* Dataset

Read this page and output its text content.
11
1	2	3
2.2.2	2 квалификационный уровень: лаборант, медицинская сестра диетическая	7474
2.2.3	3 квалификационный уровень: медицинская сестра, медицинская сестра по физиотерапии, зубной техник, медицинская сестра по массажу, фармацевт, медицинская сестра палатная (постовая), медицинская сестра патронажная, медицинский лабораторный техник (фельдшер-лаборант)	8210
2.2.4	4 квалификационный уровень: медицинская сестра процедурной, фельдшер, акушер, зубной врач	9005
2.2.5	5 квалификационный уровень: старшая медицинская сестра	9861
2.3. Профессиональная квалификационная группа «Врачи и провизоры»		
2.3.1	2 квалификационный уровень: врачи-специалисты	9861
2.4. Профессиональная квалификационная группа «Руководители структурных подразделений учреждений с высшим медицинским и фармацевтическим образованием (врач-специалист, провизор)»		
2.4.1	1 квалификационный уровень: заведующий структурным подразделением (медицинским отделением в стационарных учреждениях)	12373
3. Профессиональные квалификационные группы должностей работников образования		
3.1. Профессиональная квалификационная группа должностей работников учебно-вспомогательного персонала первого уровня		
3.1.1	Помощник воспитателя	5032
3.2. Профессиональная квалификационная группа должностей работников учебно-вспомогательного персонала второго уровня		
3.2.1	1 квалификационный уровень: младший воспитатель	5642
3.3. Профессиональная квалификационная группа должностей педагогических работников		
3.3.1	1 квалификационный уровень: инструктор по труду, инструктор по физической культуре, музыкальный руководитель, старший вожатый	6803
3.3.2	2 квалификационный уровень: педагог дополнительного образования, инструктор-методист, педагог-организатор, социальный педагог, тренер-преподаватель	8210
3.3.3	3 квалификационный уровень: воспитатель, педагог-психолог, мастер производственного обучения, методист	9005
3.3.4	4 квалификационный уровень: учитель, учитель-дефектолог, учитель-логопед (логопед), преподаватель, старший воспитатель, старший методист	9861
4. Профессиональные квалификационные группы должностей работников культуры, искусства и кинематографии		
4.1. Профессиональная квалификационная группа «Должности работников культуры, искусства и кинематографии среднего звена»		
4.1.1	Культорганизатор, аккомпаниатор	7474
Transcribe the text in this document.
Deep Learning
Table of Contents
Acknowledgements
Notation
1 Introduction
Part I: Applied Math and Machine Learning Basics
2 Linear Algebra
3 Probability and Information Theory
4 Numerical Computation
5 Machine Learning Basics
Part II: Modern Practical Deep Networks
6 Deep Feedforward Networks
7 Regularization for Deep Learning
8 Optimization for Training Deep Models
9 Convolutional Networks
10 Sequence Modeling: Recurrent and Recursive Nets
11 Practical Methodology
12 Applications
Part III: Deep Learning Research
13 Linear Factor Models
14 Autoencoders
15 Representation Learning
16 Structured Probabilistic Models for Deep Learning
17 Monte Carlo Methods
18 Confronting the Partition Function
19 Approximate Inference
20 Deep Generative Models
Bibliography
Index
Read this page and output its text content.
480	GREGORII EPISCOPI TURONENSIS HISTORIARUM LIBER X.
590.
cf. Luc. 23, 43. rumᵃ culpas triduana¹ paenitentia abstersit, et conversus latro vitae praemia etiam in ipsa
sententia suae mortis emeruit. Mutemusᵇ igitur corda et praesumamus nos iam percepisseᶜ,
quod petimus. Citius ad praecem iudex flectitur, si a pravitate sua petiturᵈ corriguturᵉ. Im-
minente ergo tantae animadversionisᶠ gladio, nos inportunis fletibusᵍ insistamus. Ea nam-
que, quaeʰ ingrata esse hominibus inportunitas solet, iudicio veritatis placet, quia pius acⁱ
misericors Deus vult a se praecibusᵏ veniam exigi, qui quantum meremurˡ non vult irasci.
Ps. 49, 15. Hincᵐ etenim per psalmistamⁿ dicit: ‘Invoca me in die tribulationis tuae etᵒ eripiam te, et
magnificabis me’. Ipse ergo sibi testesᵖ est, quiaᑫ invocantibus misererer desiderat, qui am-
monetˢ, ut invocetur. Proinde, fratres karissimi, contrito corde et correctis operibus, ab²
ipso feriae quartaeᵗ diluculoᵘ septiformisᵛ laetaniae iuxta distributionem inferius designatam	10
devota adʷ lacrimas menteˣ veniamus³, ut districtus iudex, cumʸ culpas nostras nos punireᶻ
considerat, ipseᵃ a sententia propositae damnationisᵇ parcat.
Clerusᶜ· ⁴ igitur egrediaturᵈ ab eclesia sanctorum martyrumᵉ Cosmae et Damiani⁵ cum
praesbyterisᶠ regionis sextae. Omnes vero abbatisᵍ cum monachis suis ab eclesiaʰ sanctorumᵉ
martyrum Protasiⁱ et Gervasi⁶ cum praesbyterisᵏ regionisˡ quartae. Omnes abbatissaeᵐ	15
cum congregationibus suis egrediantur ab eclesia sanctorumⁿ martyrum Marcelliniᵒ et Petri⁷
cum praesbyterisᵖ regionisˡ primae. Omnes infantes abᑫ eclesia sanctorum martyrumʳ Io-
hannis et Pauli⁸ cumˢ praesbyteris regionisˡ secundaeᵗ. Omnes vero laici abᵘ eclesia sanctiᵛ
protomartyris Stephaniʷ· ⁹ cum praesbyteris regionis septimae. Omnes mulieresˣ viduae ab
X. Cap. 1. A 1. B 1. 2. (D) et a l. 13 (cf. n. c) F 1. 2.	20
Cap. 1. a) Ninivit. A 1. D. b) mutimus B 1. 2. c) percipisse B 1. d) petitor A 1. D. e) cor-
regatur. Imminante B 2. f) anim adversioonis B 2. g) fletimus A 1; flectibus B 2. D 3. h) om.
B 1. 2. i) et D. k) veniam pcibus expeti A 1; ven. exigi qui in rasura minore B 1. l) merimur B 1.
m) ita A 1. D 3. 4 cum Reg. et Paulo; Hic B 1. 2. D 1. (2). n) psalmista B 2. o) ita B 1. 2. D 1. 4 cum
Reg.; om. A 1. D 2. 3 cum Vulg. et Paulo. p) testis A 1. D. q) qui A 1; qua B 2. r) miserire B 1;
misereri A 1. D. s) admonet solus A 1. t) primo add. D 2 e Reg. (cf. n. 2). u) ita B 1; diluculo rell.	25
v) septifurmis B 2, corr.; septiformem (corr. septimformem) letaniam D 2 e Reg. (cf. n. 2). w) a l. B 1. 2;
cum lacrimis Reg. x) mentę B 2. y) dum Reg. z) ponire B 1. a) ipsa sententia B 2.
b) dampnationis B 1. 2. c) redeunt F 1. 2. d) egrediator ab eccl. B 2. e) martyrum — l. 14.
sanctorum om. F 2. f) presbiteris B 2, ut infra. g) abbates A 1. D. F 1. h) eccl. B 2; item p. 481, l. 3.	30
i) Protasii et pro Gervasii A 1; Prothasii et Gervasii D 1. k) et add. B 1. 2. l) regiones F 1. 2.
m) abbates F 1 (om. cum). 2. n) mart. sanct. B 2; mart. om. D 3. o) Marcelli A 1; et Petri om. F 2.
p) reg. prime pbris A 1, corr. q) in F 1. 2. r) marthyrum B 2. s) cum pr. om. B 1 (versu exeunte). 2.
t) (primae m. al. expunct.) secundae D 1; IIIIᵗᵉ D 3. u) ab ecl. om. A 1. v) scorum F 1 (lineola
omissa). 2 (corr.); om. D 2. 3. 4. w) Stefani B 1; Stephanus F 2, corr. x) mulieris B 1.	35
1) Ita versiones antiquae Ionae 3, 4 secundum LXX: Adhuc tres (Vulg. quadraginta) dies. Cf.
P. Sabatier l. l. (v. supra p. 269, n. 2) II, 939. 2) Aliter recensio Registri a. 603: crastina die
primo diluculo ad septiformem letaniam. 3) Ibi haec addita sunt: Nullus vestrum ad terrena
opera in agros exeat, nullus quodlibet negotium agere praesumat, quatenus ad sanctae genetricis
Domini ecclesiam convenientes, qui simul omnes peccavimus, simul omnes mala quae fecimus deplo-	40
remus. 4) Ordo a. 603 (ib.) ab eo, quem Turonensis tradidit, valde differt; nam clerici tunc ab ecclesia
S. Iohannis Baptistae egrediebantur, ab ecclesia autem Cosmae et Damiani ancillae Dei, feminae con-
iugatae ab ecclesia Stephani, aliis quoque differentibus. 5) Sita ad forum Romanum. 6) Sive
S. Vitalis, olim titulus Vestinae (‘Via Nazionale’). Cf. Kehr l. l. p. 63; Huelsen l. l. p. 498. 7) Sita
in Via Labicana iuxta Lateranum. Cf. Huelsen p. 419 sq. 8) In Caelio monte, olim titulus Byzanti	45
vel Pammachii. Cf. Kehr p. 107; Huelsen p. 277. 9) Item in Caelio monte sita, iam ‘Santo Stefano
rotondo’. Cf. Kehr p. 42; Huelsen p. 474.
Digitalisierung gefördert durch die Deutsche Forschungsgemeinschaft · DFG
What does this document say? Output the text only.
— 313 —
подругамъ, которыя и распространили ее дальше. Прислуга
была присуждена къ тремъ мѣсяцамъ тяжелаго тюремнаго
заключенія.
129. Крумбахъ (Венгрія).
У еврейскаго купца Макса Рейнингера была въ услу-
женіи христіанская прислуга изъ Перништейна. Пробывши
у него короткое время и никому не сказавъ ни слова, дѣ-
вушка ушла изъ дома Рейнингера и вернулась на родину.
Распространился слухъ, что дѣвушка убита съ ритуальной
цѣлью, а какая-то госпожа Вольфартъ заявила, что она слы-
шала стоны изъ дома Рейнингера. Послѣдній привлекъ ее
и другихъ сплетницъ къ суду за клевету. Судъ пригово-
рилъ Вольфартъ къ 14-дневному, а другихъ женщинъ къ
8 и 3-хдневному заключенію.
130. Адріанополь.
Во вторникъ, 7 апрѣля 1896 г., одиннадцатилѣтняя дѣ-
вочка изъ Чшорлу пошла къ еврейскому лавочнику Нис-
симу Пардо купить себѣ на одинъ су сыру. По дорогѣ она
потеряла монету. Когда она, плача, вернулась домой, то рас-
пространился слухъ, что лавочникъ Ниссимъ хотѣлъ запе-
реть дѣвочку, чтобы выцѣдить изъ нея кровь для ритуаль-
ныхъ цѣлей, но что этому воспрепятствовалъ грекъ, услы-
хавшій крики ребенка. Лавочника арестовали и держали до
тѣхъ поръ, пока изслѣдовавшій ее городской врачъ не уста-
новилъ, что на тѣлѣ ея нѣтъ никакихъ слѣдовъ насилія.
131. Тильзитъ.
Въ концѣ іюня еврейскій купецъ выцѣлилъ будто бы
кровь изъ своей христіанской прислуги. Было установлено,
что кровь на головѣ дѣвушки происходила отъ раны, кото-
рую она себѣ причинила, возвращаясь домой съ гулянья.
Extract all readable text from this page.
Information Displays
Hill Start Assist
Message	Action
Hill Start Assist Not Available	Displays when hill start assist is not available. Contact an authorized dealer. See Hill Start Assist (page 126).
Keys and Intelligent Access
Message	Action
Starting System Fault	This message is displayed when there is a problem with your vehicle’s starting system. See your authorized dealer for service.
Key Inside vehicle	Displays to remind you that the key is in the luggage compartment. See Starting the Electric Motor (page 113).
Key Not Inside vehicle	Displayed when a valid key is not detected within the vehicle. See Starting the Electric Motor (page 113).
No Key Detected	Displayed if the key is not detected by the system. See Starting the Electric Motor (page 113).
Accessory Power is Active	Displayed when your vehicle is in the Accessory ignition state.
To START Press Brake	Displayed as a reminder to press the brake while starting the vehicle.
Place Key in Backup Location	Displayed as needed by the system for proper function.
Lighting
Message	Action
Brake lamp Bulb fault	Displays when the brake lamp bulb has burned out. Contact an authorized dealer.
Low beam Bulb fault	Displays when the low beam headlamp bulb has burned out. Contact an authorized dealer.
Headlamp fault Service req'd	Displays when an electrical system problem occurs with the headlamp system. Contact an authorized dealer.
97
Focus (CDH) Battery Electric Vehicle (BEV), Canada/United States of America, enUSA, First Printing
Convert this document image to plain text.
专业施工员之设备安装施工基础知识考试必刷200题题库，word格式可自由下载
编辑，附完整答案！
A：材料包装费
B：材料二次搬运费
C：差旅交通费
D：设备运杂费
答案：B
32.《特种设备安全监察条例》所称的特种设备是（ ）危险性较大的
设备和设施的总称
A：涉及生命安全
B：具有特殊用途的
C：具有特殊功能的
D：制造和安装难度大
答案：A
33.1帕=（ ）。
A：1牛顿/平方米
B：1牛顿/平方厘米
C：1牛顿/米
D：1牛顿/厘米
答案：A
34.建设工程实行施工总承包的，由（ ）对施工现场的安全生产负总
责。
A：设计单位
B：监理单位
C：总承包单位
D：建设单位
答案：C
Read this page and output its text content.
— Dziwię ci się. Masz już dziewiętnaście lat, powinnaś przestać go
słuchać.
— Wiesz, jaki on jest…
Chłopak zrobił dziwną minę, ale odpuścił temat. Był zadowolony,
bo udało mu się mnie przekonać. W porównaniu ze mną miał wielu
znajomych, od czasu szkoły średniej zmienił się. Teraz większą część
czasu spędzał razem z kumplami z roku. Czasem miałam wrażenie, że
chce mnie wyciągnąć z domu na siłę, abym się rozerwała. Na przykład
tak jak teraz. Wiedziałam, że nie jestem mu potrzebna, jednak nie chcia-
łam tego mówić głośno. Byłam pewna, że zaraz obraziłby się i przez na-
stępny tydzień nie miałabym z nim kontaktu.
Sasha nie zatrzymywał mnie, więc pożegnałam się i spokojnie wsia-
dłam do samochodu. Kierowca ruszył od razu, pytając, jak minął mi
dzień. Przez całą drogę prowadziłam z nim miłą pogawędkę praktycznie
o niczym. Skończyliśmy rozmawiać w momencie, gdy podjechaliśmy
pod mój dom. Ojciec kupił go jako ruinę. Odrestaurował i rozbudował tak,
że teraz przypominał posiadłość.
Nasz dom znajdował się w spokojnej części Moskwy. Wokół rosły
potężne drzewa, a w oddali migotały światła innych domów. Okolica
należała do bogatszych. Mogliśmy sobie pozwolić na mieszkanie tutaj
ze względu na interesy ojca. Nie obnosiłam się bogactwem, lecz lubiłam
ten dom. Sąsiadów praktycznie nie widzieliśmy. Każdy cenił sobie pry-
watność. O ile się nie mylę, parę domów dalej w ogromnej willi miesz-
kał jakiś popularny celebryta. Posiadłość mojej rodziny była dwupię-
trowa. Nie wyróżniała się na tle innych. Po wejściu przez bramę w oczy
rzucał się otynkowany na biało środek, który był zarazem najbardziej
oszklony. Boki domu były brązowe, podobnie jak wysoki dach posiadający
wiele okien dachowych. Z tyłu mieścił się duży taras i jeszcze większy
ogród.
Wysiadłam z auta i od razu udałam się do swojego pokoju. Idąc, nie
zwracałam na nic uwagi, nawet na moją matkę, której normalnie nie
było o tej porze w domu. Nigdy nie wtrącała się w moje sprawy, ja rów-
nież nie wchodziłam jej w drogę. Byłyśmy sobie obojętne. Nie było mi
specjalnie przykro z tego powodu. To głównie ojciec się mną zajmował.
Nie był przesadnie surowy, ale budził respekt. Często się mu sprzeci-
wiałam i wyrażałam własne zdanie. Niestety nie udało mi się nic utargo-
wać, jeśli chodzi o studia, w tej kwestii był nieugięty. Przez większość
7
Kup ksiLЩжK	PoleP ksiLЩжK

* What is needed
For each line above that contains the word "зубной", copy that line.

* Reply to the task
2.2.3	3 квалификационный уровень: медицинская сестра, медицинская сестра по физиотерапии, зубной техник, медицинская сестра по массажу, фармацевт, медицинская сестра палатная (постовая), медицинская сестра патронажная, медицинский лабораторный техник (фельдшер-лаборант)	8210
2.2.4	4 квалификационный уровень: медицинская сестра процедурной, фельдшер, акушер, зубной врач	9005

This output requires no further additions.